SHORT TASK. Find each line with the word "Users" and copy it.

[Stored data entries]
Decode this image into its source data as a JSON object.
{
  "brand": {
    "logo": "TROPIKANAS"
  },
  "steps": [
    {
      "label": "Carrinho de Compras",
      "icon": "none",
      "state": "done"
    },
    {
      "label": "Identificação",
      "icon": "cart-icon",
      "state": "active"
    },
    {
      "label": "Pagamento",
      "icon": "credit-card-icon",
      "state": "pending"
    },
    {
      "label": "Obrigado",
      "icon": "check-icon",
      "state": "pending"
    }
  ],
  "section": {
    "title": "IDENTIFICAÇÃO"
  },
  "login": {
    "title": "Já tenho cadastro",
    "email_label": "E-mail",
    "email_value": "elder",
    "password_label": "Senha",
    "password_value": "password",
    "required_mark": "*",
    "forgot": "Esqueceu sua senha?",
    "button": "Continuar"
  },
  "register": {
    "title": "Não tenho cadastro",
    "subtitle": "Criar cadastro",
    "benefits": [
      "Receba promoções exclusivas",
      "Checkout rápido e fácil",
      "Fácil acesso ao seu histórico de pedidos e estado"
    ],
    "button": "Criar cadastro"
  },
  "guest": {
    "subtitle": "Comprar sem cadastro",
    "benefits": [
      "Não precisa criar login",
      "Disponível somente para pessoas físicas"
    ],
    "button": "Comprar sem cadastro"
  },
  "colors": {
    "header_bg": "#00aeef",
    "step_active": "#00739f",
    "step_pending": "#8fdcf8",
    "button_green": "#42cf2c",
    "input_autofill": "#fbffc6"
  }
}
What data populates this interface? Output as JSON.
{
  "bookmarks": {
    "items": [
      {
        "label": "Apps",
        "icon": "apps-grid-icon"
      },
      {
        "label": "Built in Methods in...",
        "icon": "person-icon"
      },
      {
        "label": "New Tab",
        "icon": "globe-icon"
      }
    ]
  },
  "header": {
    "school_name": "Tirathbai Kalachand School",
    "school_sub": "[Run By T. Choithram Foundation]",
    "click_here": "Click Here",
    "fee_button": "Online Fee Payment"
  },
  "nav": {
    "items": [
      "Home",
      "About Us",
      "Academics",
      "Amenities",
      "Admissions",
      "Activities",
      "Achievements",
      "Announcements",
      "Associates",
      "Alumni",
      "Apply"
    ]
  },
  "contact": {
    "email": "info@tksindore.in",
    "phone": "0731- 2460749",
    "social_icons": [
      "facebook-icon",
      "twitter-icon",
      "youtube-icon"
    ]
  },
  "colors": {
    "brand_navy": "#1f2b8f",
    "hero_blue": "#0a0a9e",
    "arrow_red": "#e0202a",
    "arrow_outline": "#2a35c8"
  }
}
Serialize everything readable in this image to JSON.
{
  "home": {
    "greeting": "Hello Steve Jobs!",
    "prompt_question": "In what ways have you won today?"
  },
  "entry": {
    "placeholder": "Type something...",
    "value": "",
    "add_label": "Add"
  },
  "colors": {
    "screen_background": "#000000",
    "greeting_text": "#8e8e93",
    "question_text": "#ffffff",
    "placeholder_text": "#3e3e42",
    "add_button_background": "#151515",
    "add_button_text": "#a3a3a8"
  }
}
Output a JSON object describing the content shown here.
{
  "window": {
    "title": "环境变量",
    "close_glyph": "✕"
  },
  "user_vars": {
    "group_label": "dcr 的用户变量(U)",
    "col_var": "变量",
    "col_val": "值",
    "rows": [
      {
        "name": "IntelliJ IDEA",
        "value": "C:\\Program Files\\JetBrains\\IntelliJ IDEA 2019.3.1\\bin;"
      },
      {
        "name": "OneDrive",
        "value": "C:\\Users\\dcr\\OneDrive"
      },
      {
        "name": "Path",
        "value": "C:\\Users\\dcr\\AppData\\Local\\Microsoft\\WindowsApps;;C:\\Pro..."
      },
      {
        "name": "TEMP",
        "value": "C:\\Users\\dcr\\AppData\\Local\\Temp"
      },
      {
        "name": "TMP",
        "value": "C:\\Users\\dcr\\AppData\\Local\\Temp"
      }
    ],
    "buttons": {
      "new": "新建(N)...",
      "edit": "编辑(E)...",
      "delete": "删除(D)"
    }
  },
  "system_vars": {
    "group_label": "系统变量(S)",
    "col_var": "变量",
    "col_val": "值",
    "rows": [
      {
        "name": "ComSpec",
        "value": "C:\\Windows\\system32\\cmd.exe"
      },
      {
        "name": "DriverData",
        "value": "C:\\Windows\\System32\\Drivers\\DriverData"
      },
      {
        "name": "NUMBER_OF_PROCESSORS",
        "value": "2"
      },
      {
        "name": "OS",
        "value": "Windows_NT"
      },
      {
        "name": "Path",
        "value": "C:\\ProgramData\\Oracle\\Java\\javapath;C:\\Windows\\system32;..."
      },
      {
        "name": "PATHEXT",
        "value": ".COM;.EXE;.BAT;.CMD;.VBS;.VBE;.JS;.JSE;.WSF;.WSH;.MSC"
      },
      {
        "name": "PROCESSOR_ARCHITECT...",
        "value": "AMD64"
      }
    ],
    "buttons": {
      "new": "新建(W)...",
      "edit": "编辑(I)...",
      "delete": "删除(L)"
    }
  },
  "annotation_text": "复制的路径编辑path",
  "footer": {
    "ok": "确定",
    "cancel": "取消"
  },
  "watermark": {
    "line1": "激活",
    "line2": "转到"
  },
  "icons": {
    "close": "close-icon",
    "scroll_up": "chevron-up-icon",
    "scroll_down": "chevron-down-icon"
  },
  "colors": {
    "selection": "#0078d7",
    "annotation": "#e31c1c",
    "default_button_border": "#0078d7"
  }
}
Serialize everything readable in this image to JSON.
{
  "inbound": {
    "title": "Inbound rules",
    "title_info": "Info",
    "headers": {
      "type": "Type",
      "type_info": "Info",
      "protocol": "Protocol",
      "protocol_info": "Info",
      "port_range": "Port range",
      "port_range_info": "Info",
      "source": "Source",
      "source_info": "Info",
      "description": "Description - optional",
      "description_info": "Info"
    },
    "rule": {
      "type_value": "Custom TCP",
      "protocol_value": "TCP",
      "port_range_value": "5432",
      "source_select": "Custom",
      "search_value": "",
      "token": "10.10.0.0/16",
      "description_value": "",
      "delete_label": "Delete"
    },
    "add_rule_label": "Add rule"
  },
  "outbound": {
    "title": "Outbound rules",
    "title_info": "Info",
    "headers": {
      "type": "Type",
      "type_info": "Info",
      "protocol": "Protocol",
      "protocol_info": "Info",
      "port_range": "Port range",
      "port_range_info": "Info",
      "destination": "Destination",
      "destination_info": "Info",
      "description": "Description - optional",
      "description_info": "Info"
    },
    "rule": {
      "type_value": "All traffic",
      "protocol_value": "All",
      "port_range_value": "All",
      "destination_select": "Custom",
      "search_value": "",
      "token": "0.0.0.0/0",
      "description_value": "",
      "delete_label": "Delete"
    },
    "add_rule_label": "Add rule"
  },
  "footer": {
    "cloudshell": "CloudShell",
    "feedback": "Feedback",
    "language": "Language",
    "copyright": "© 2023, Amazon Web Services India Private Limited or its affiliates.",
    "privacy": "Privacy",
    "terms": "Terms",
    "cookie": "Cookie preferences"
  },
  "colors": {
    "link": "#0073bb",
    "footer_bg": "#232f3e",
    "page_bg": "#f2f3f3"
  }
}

RESULT BELOW.
        "value": "C:\\Users\\dcr\\OneDrive"
        "value": "C:\\Users\\dcr\\AppData\\Local\\Microsoft\\WindowsApps;;C:\\Pro..."
        "value": "C:\\Users\\dcr\\AppData\\Local\\Temp"
        "value": "C:\\Users\\dcr\\AppData\\Local\\Temp"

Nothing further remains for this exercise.